_PROMPT_
Reproduce the material exactly, omitting nothing.

_DATA FOR THE TASK_
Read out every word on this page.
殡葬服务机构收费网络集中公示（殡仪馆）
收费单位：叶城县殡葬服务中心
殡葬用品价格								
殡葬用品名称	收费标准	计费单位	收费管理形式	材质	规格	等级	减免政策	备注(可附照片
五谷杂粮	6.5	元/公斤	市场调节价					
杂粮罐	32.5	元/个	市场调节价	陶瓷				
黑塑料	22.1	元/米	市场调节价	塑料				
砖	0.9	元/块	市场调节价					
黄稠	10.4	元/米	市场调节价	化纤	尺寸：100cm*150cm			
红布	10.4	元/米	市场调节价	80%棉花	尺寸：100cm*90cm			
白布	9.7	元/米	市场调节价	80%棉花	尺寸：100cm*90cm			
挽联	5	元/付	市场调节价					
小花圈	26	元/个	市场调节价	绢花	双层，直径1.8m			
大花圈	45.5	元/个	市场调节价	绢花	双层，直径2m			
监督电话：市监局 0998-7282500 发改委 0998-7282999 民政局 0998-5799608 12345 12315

_RESPONSE TO THE TASK_
Read out every word on this page.
殡葬服务机构收费网络集中公示（殡仪馆）
收费单位：叶城县殡葬服务中心
殡葬用品价格								
殡葬用品名称	收费标准	计费单位	收费管理形式	材质	规格	等级	减免政策	备注(可附照片
五谷杂粮	6.5	元/公斤	市场调节价					
杂粮罐	32.5	元/个	市场调节价	陶瓷				
黑塑料	22.1	元/米	市场调节价	塑料				
砖	0.9	元/块	市场调节价					
黄稠	10.4	元/米	市场调节价	化纤	尺寸：100cm*150cm			
红布	10.4	元/米	市场调节价	80%棉花	尺寸：100cm*90cm			
白布	9.7	元/米	市场调节价	80%棉花	尺寸：100cm*90cm			
挽联	5	元/付	市场调节价					
小花圈	26	元/个	市场调节价	绢花	双层，直径1.8m			
大花圈	45.5	元/个	市场调节价	绢花	双层，直径2m			
监督电话：市监局 0998-7282500 发改委 0998-7282999 民政局 0998-5799608 12345 12315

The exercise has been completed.